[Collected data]
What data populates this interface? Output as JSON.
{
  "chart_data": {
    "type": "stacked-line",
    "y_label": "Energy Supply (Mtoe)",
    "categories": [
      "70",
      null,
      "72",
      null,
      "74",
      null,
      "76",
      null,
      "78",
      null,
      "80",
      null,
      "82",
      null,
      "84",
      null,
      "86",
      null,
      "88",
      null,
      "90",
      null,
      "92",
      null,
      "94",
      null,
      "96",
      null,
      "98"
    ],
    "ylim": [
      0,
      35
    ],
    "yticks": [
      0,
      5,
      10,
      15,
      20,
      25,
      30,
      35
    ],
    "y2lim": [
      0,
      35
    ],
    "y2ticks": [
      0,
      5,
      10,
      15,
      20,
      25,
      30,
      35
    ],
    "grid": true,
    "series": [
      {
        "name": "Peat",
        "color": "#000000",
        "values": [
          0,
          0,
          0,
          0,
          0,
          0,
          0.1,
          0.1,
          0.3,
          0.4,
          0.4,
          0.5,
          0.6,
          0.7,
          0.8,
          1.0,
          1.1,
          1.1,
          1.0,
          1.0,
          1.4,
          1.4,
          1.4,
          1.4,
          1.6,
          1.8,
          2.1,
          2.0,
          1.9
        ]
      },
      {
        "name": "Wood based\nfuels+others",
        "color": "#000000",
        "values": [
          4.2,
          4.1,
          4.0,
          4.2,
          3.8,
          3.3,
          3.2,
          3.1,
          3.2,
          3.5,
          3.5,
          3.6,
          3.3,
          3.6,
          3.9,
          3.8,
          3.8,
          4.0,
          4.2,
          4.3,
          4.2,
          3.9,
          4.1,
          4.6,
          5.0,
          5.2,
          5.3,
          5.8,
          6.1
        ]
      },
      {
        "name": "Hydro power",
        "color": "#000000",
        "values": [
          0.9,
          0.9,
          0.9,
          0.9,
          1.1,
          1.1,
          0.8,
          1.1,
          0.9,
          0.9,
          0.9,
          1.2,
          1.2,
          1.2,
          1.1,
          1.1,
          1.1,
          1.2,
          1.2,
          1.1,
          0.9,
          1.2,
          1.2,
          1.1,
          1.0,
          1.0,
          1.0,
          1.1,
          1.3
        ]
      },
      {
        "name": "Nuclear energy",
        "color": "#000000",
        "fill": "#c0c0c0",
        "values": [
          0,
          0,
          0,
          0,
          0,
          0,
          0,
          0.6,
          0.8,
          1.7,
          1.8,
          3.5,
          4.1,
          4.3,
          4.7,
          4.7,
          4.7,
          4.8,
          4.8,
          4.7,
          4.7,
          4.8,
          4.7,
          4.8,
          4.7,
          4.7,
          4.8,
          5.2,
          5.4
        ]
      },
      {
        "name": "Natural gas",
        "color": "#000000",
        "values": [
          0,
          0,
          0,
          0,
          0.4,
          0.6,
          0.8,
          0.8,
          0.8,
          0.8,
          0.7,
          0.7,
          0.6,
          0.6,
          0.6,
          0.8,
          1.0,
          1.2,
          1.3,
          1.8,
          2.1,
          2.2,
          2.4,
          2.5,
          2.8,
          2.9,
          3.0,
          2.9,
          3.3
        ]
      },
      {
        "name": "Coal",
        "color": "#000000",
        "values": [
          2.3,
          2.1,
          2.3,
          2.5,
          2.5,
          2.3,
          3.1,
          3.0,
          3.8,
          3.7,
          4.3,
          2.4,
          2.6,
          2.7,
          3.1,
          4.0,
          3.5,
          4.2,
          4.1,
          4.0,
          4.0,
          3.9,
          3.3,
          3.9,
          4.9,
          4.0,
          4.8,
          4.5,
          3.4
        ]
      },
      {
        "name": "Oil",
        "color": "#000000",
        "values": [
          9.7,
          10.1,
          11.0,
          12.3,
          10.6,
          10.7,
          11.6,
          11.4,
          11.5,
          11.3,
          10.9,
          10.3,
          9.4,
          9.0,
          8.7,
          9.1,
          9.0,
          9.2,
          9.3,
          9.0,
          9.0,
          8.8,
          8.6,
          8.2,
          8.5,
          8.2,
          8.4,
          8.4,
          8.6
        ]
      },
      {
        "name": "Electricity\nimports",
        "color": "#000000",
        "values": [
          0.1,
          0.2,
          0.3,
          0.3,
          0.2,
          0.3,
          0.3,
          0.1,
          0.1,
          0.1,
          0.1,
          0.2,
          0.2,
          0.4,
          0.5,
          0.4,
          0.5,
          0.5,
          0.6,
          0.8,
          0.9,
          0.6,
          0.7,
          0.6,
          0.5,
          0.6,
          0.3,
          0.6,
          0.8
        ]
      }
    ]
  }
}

REQUEST: Give a single number: the count of lines above that include the word "name".

FINISHED EXERCISE: 8